WHAT YOU HAVE TO DO: Leave out the pictures and copy everything else in the entries exactly.

-- START --

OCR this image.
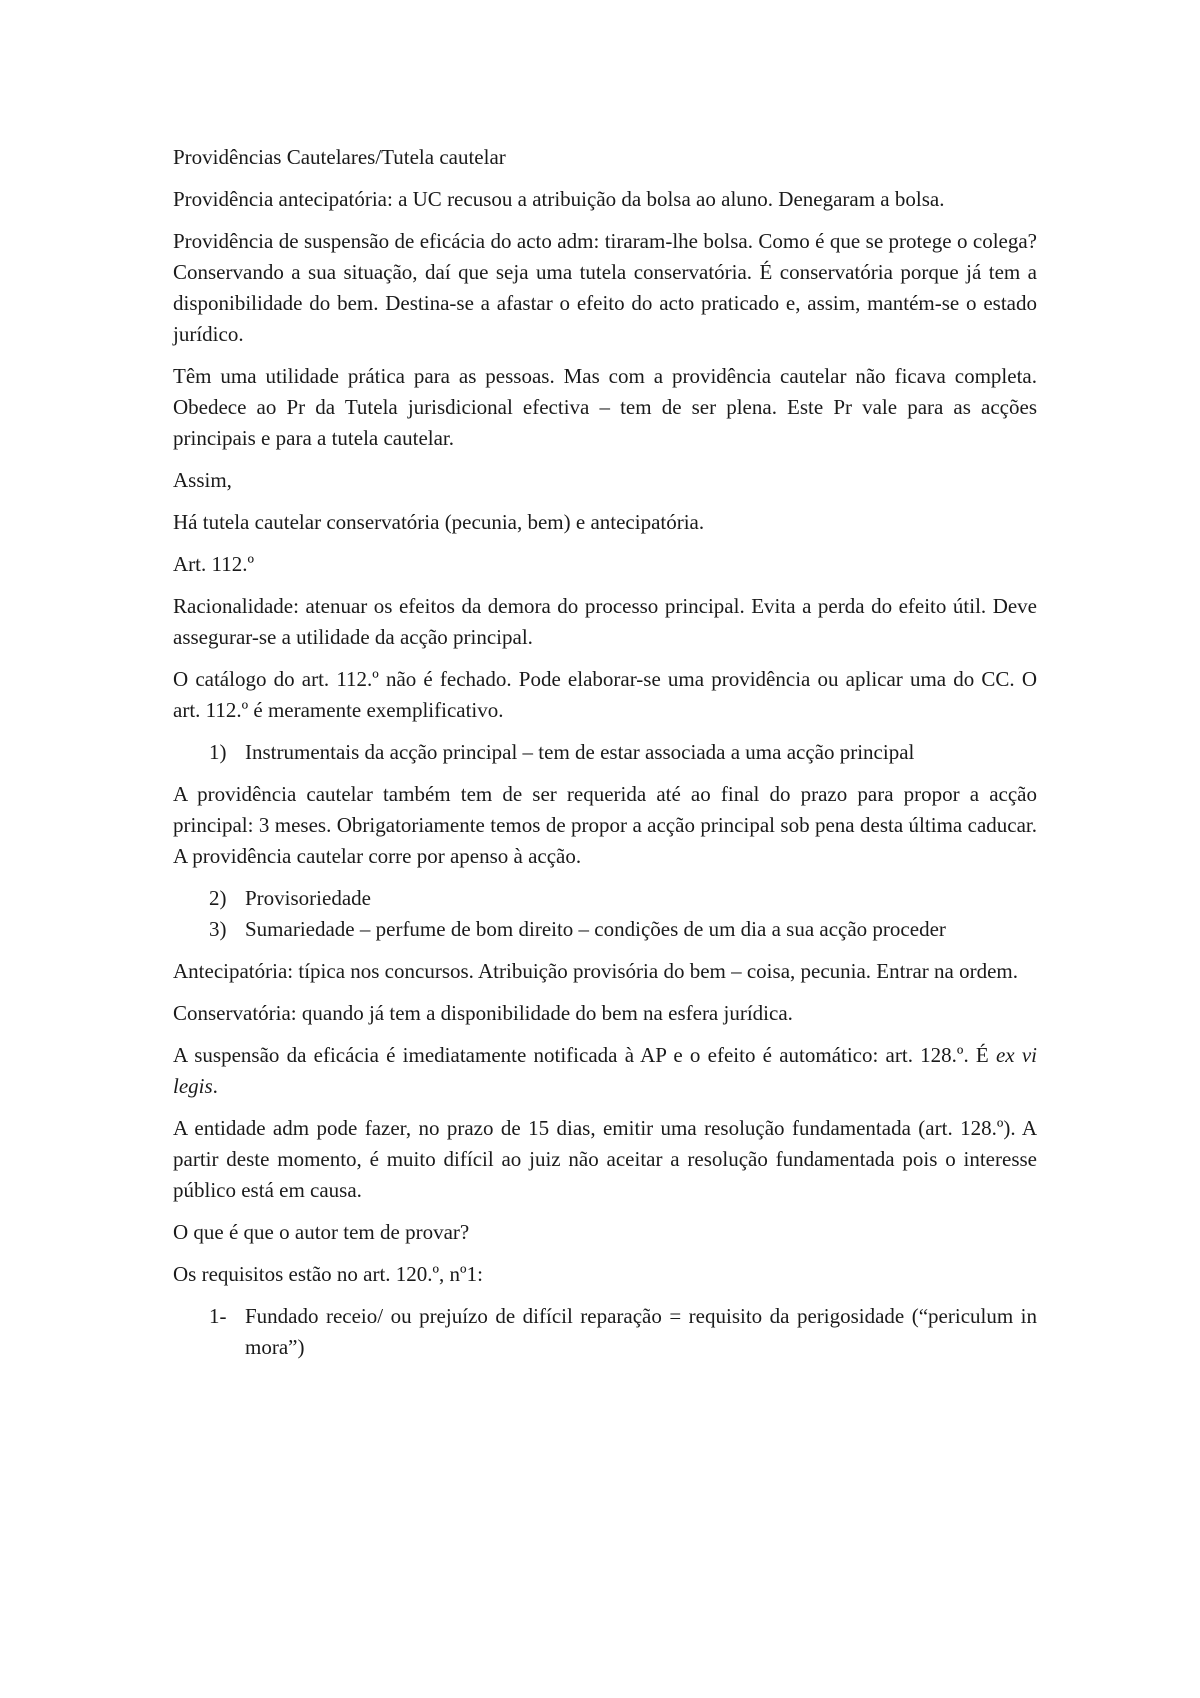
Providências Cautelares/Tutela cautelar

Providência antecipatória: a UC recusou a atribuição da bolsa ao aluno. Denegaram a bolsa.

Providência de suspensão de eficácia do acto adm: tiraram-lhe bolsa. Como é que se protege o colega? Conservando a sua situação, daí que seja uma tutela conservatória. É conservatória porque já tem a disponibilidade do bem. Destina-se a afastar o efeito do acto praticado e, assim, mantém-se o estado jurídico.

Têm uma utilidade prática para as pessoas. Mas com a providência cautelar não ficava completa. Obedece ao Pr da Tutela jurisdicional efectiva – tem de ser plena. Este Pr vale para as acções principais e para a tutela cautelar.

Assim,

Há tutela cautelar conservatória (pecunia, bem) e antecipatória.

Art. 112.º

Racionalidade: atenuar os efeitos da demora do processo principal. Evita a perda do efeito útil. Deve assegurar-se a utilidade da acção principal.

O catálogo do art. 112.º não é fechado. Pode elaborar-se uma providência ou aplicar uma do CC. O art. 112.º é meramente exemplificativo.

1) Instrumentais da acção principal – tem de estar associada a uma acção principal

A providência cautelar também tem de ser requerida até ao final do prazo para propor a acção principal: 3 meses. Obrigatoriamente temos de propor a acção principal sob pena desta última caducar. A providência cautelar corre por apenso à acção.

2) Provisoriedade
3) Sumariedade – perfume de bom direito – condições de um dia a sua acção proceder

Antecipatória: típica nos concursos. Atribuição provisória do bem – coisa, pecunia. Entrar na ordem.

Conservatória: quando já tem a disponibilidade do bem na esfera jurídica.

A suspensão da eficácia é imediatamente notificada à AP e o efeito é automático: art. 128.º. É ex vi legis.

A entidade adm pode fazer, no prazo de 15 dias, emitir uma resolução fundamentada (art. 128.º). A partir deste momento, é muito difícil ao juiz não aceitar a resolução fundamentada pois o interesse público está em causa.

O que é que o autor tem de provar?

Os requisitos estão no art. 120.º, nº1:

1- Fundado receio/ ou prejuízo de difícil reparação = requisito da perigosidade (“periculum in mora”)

-- END --

ANSWER FOR THE TASK:
OCR this image.
Providências Cautelares/Tutela cautelar

Providência antecipatória: a UC recusou a atribuição da bolsa ao aluno. Denegaram a bolsa.

Providência de suspensão de eficácia do acto adm: tiraram-lhe bolsa. Como é que se protege o colega? Conservando a sua situação, daí que seja uma tutela conservatória. É conservatória porque já tem a disponibilidade do bem. Destina-se a afastar o efeito do acto praticado e, assim, mantém-se o estado jurídico.

Têm uma utilidade prática para as pessoas. Mas com a providência cautelar não ficava completa. Obedece ao Pr da Tutela jurisdicional efectiva – tem de ser plena. Este Pr vale para as acções principais e para a tutela cautelar.

Assim,

Há tutela cautelar conservatória (pecunia, bem) e antecipatória.

Art. 112.º

Racionalidade: atenuar os efeitos da demora do processo principal. Evita a perda do efeito útil. Deve assegurar-se a utilidade da acção principal.

O catálogo do art. 112.º não é fechado. Pode elaborar-se uma providência ou aplicar uma do CC. O art. 112.º é meramente exemplificativo.

1) Instrumentais da acção principal – tem de estar associada a uma acção principal

A providência cautelar também tem de ser requerida até ao final do prazo para propor a acção principal: 3 meses. Obrigatoriamente temos de propor a acção principal sob pena desta última caducar. A providência cautelar corre por apenso à acção.

2) Provisoriedade
3) Sumariedade – perfume de bom direito – condições de um dia a sua acção proceder

Antecipatória: típica nos concursos. Atribuição provisória do bem – coisa, pecunia. Entrar na ordem.

Conservatória: quando já tem a disponibilidade do bem na esfera jurídica.

A suspensão da eficácia é imediatamente notificada à AP e o efeito é automático: art. 128.º. É ex vi legis.

A entidade adm pode fazer, no prazo de 15 dias, emitir uma resolução fundamentada (art. 128.º). A partir deste momento, é muito difícil ao juiz não aceitar a resolução fundamentada pois o interesse público está em causa.

O que é que o autor tem de provar?

Os requisitos estão no art. 120.º, nº1:

1- Fundado receio/ ou prejuízo de difícil reparação = requisito da perigosidade (“periculum in mora”)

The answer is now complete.